» What you have to do: Filter for the word "username" and keep each matching line.

» Data listing:
■ ■ ■ ■
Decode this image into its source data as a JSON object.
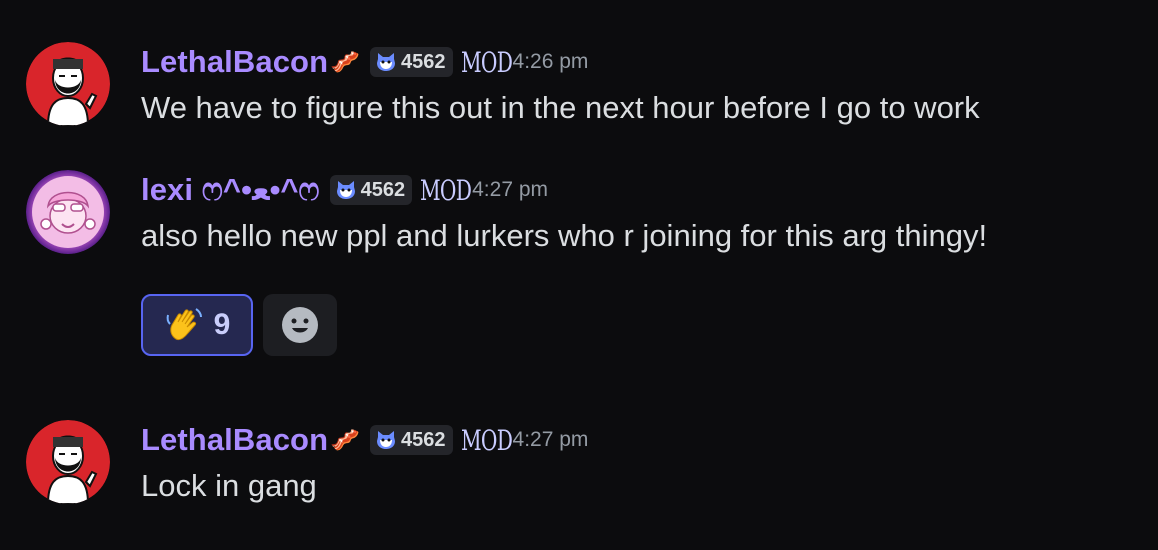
{
  "messages": [
    {
      "username": "LethalBacon",
      "name_emoji": "🥓",
      "tag": "4562",
      "role": "MOD",
      "timestamp": "4:26 pm",
      "content": "We have to figure this out in the next hour before I go to work",
      "avatar": "bearded-man-avatar-red"
    },
    {
      "username": "lexi ෆ^•ﻌ•^ෆ",
      "tag": "4562",
      "role": "MOD",
      "timestamp": "4:27 pm",
      "content": "also hello new ppl and lurkers who r joining for this arg thingy!",
      "avatar": "pink-anime-avatar",
      "reactions": [
        {
          "emoji": "waving-hand-icon",
          "count": "9",
          "active": true
        }
      ],
      "add_reaction_icon": "smiley-icon"
    },
    {
      "username": "LethalBacon",
      "name_emoji": "🥓",
      "tag": "4562",
      "role": "MOD",
      "timestamp": "4:27 pm",
      "content": "Lock in gang",
      "avatar": "bearded-man-avatar-red"
    }
  ],
  "colors": {
    "background": "#0c0c0e",
    "username": "#a98bff",
    "text": "#dbdee1",
    "timestamp": "#949ba4",
    "reaction_active_bg": "#252850",
    "reaction_active_border": "#5865f2"
  }
}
■ ■ ■ ■
» Solution to this task:
      "username": "LethalBacon",
      "username": "lexi ෆ^•ﻌ•^ෆ",
      "username": "LethalBacon",
    "username": "#a98bff",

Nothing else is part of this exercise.